_WHAT TO DO_: Copy out the material below in full, but not its images.

_DATA FOR THIS EXERCISE_:
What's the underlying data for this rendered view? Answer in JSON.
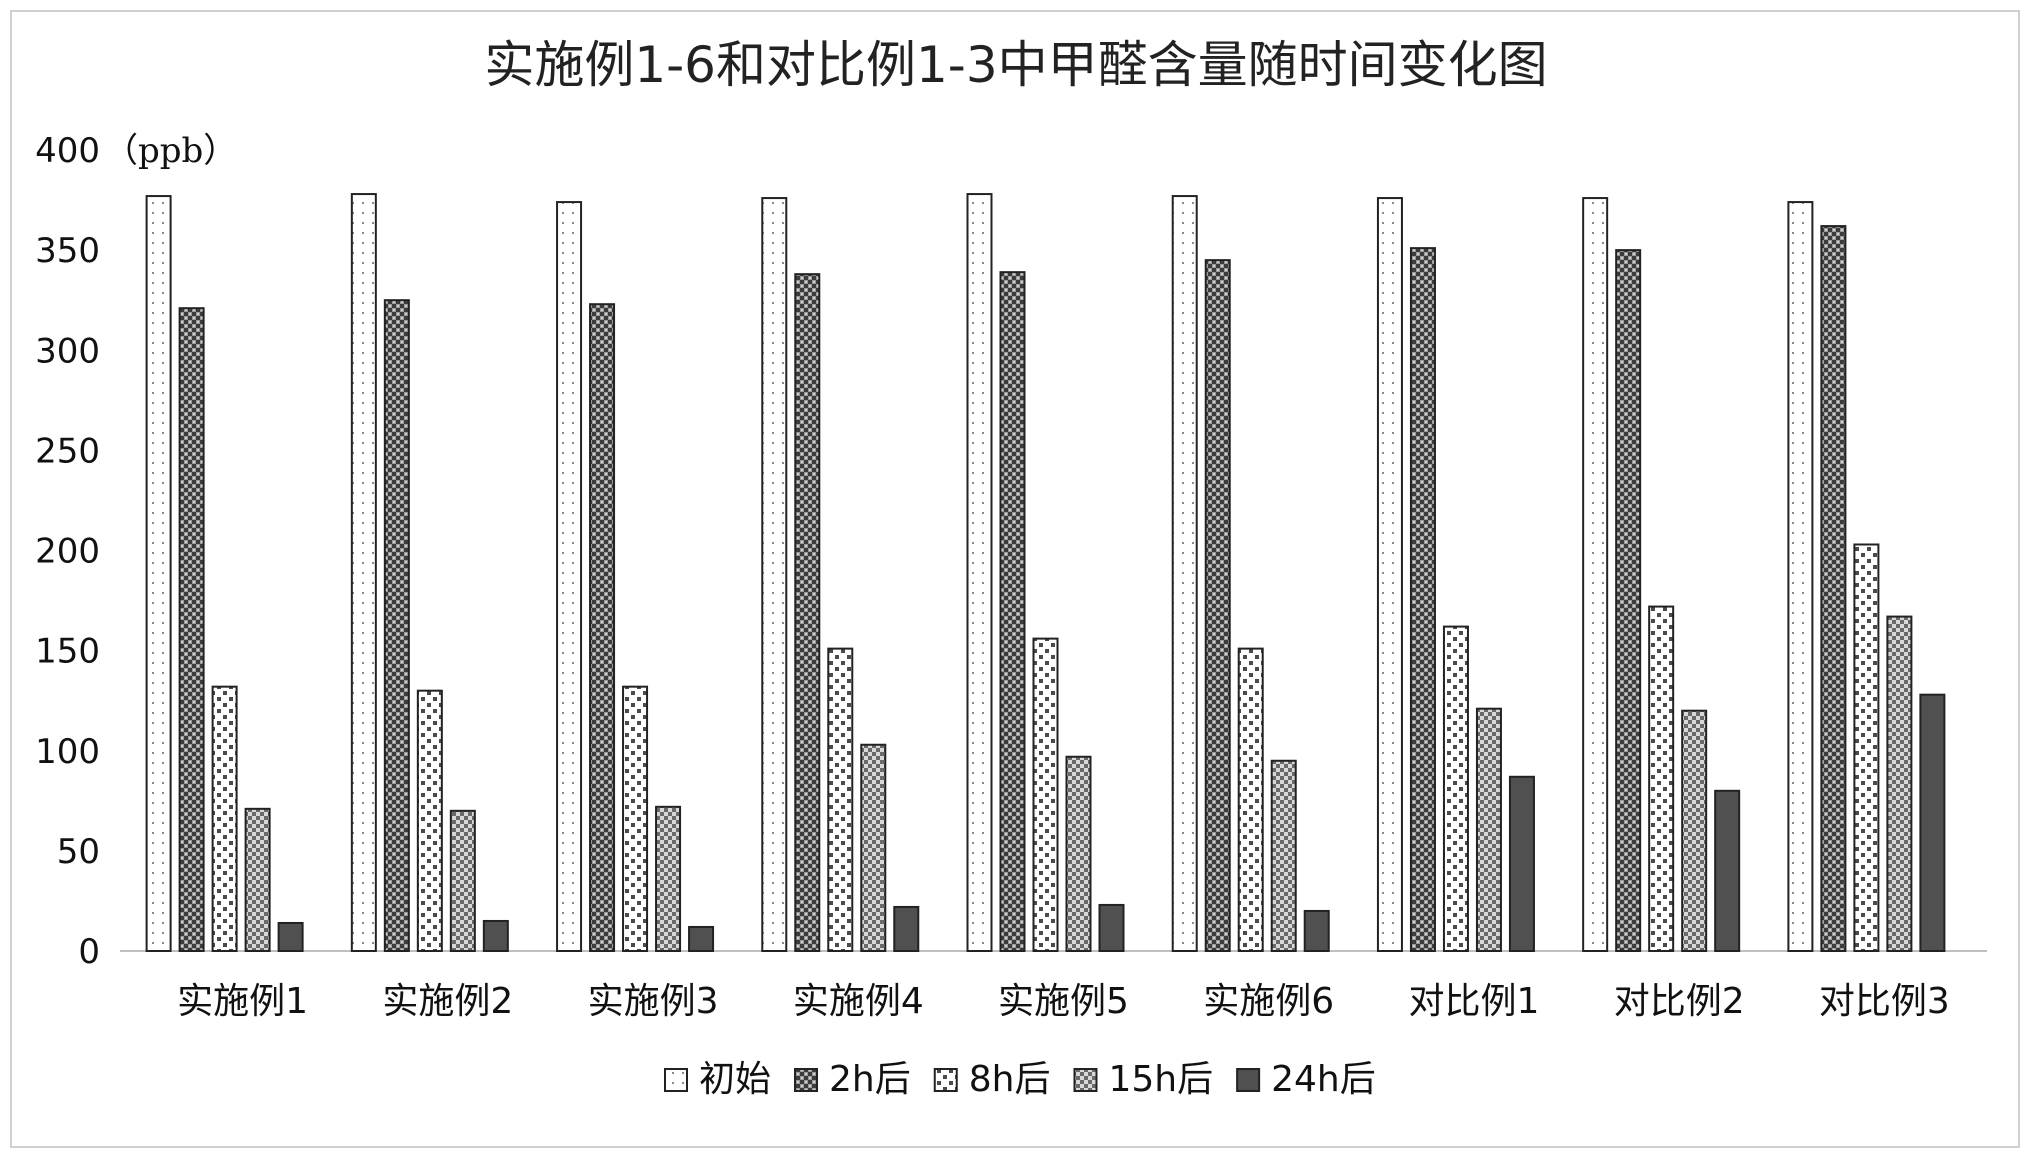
{
  "chart_data": {
    "type": "bar",
    "title": "实施例1-6和对比例1-3中甲醛含量随时间变化图",
    "y_unit": "（ppb）",
    "xlabel": "",
    "ylabel": "",
    "ylim": [
      0,
      400
    ],
    "y_ticks": [
      0,
      50,
      100,
      150,
      200,
      250,
      300,
      350,
      400
    ],
    "grid": false,
    "legend_position": "bottom",
    "categories": [
      "实施例1",
      "实施例2",
      "实施例3",
      "实施例4",
      "实施例5",
      "实施例6",
      "对比例1",
      "对比例2",
      "对比例3"
    ],
    "series": [
      {
        "name": "初始",
        "pattern": "dots-light",
        "values": [
          377,
          378,
          374,
          376,
          378,
          377,
          376,
          376,
          374
        ]
      },
      {
        "name": "2h后",
        "pattern": "checker-dense",
        "values": [
          321,
          325,
          323,
          338,
          339,
          345,
          351,
          350,
          362
        ]
      },
      {
        "name": "8h后",
        "pattern": "checker-open",
        "values": [
          132,
          130,
          132,
          151,
          156,
          151,
          162,
          172,
          203
        ]
      },
      {
        "name": "15h后",
        "pattern": "checker-fine",
        "values": [
          71,
          70,
          72,
          103,
          97,
          95,
          121,
          120,
          167
        ]
      },
      {
        "name": "24h后",
        "pattern": "solid-dark",
        "values": [
          14,
          15,
          12,
          22,
          23,
          20,
          87,
          80,
          128
        ]
      }
    ],
    "colors": {
      "outline": "#222222",
      "dark_fill": "#505050",
      "axis": "#bfbfbf"
    }
  }
}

_FINAL RESULT_:
What's the underlying data for this rendered view? Answer in JSON.
{
  "chart_data": {
    "type": "bar",
    "title": "实施例1-6和对比例1-3中甲醛含量随时间变化图",
    "y_unit": "（ppb）",
    "xlabel": "",
    "ylabel": "",
    "ylim": [
      0,
      400
    ],
    "y_ticks": [
      0,
      50,
      100,
      150,
      200,
      250,
      300,
      350,
      400
    ],
    "grid": false,
    "legend_position": "bottom",
    "categories": [
      "实施例1",
      "实施例2",
      "实施例3",
      "实施例4",
      "实施例5",
      "实施例6",
      "对比例1",
      "对比例2",
      "对比例3"
    ],
    "series": [
      {
        "name": "初始",
        "pattern": "dots-light",
        "values": [
          377,
          378,
          374,
          376,
          378,
          377,
          376,
          376,
          374
        ]
      },
      {
        "name": "2h后",
        "pattern": "checker-dense",
        "values": [
          321,
          325,
          323,
          338,
          339,
          345,
          351,
          350,
          362
        ]
      },
      {
        "name": "8h后",
        "pattern": "checker-open",
        "values": [
          132,
          130,
          132,
          151,
          156,
          151,
          162,
          172,
          203
        ]
      },
      {
        "name": "15h后",
        "pattern": "checker-fine",
        "values": [
          71,
          70,
          72,
          103,
          97,
          95,
          121,
          120,
          167
        ]
      },
      {
        "name": "24h后",
        "pattern": "solid-dark",
        "values": [
          14,
          15,
          12,
          22,
          23,
          20,
          87,
          80,
          128
        ]
      }
    ],
    "colors": {
      "outline": "#222222",
      "dark_fill": "#505050",
      "axis": "#bfbfbf"
    }
  }
}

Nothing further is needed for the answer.